TEXTO FORNECIDO
########

Monthly Archives: Outubro 2014

José Saramago e a sobrevida das personagens

Memorial do Convento não se apresenta ao leitor como um monumento linguístico disponível para mera contemplação ou para exibição de um autor mais ou menos fossilizado na escrita. O leitor que a obra convoca descobre-se ativamente envolvido num ato comunicativo de construção ficcional; os seus pensamentos, reações ou discursos encontram lugar no mundo possível do texto. Através de atos cognitivos que apreendem e processam diversos aspetos da construção da personagem, o leitor procura a correspondência desta com os seus modelos de conhecimento do mundo empírico. O significativo potencial semântico das personagens selecionadas promove frequentemente novas leituras, que universalizam o seu sentido e que se concretizam na transcodificação da personagem noutras linguagens e noutros suportes, noutros media. (…)

########

TAREFAS A REALIZAR
• 1. Imprima o trecho do texto fornecido que vai de "Monthly Archives: Outubro" até "noutros media. (…)", incluindo este último.
• 2. Apresente, sem qualquer alteração, as linhas dos dados brutos desde o início até à linha que contém "project-cell: 锦祥佳苑 (73, 132, 207, 192)", inclusive.

########

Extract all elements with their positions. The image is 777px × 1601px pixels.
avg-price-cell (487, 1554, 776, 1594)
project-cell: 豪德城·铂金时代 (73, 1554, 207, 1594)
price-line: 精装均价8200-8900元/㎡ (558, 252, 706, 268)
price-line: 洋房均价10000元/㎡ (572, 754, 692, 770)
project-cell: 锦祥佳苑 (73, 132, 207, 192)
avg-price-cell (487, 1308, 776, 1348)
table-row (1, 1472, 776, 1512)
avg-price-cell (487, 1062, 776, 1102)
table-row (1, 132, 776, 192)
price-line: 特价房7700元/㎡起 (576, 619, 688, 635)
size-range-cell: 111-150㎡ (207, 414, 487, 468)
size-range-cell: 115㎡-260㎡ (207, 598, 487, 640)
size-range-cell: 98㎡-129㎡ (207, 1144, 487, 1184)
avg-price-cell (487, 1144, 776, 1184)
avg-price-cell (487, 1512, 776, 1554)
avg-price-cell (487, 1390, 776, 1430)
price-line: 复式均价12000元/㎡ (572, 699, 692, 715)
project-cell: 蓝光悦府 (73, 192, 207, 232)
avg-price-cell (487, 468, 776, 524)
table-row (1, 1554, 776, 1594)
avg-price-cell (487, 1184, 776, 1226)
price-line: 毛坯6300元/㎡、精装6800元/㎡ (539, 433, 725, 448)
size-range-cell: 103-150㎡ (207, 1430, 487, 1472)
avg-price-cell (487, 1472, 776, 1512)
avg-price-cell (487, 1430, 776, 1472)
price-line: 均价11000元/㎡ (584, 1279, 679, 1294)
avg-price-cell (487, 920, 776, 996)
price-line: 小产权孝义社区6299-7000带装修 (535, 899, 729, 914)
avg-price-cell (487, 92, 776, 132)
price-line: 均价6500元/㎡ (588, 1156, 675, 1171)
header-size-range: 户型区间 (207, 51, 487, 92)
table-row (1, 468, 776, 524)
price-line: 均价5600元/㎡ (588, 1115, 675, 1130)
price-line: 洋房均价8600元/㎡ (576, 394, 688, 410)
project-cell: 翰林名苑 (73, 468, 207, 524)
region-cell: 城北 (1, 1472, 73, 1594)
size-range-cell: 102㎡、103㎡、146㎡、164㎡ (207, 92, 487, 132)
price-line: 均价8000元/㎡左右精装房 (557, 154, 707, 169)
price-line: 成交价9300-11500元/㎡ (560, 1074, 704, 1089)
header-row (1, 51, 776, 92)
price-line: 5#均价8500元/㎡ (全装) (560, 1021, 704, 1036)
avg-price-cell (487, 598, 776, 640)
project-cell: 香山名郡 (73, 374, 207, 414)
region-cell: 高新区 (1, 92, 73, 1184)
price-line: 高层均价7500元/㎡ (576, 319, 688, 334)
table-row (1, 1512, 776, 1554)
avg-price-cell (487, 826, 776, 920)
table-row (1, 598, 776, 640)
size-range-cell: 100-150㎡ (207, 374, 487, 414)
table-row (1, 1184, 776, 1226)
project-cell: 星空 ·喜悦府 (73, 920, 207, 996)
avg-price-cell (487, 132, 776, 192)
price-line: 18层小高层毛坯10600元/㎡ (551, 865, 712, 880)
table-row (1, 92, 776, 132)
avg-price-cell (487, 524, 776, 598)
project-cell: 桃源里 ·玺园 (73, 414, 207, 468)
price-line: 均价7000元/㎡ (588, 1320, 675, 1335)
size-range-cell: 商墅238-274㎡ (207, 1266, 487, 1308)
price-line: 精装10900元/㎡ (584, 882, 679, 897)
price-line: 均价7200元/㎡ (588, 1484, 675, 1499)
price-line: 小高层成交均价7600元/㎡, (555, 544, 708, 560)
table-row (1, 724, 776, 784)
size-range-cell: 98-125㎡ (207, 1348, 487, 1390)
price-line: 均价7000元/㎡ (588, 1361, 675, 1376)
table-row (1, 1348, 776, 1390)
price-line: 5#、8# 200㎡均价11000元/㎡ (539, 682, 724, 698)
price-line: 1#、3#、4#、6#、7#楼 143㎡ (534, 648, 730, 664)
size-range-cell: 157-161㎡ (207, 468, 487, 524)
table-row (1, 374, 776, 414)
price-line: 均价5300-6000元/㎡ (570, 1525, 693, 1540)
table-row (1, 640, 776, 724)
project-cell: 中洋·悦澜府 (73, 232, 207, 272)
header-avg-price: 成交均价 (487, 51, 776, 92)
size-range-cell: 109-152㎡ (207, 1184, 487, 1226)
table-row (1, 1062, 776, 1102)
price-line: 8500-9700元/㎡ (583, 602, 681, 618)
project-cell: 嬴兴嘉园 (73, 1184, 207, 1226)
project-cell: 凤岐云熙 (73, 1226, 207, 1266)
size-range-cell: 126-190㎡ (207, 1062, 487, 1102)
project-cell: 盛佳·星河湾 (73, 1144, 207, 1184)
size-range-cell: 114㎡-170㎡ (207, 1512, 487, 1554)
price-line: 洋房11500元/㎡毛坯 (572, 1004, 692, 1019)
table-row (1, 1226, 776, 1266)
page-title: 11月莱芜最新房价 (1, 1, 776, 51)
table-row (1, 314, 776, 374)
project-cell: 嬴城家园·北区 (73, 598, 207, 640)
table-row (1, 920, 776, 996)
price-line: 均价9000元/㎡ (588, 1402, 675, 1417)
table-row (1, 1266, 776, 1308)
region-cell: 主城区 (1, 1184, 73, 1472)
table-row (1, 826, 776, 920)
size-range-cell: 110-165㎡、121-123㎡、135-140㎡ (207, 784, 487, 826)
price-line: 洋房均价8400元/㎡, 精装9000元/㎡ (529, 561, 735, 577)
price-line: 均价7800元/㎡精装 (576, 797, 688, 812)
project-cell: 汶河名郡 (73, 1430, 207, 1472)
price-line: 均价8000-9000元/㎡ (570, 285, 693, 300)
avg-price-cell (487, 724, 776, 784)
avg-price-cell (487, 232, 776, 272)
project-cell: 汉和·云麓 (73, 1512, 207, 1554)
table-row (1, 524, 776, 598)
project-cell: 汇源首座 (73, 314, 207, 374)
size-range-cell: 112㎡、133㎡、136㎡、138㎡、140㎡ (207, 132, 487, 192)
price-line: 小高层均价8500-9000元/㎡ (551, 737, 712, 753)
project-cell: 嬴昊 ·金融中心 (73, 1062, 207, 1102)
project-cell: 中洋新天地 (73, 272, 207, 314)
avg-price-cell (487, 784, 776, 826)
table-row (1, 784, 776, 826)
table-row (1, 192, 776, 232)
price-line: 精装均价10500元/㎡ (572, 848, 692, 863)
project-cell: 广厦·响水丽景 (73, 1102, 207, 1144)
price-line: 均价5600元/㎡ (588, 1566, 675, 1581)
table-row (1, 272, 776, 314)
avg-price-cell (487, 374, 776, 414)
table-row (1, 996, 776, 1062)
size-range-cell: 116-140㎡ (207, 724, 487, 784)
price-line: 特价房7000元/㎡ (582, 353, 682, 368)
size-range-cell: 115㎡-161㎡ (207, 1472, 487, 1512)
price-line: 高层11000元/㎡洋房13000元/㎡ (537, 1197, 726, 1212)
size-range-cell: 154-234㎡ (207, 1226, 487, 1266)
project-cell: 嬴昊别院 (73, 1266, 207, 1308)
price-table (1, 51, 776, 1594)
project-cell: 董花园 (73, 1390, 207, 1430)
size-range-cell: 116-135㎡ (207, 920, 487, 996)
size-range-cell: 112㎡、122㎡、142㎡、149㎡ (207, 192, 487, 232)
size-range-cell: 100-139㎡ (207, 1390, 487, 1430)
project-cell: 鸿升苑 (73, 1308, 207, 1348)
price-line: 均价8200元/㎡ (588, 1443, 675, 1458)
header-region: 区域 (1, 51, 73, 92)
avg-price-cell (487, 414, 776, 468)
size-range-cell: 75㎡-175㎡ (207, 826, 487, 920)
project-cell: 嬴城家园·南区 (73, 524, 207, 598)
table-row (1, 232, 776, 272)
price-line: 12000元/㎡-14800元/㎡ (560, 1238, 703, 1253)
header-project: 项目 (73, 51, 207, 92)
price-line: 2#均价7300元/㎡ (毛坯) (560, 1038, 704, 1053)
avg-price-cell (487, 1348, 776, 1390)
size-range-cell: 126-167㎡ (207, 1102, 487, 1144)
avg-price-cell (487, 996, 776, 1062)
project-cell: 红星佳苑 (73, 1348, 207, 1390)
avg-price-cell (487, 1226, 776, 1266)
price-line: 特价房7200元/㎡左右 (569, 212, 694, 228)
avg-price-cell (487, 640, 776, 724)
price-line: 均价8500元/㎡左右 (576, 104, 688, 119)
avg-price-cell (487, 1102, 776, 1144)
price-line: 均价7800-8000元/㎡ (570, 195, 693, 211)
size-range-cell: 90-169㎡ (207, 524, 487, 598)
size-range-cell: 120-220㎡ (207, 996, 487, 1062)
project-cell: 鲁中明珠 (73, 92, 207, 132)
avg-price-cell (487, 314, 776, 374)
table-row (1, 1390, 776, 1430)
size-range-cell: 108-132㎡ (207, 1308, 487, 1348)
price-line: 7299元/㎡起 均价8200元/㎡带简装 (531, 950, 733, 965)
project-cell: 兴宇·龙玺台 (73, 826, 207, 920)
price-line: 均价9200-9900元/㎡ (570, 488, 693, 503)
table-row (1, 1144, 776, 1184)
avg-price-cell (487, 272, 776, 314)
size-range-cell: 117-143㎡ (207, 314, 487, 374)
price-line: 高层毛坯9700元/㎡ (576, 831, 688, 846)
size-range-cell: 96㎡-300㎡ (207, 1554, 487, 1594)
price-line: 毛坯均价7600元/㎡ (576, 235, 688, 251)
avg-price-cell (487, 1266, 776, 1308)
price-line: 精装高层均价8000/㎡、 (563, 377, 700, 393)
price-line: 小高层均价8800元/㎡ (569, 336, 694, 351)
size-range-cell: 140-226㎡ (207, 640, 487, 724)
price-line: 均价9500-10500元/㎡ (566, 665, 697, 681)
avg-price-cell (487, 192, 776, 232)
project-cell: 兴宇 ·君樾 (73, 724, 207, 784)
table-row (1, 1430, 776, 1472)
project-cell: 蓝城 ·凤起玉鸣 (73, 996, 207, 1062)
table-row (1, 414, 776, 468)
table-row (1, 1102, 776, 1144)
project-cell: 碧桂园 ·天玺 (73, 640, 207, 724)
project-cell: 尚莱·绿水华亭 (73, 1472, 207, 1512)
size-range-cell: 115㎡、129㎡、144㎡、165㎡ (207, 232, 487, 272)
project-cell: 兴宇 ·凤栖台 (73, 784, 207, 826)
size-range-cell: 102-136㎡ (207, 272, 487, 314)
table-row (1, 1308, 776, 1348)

########

RESPOSTAS
• 1.
Monthly Archives: Outubro 2014

José Saramago e a sobrevida das personagens

Memorial do Convento não se apresenta ao leitor como um monumento linguístico disponível para mera contemplação ou para exibição de um autor mais ou menos fossilizado na escrita. O leitor que a obra convoca descobre-se ativamente envolvido num ato comunicativo de construção ficcional; os seus pensamentos, reações ou discursos encontram lugar no mundo possível do texto. Através de atos cognitivos que apreendem e processam diversos aspetos da construção da personagem, o leitor procura a correspondência desta com os seus modelos de conhecimento do mundo empírico. O significativo potencial semântico das personagens selecionadas promove frequentemente novas leituras, que universalizam o seu sentido e que se concretizam na transcodificação da personagem noutras linguagens e noutros suportes, noutros media. (…)

• 2.
Extract all elements with their positions. The image is 777px × 1601px pixels.
avg-price-cell (487, 1554, 776, 1594)
project-cell: 豪德城·铂金时代 (73, 1554, 207, 1594)
price-line: 精装均价8200-8900元/㎡ (558, 252, 706, 268)
price-line: 洋房均价10000元/㎡ (572, 754, 692, 770)
project-cell: 锦祥佳苑 (73, 132, 207, 192)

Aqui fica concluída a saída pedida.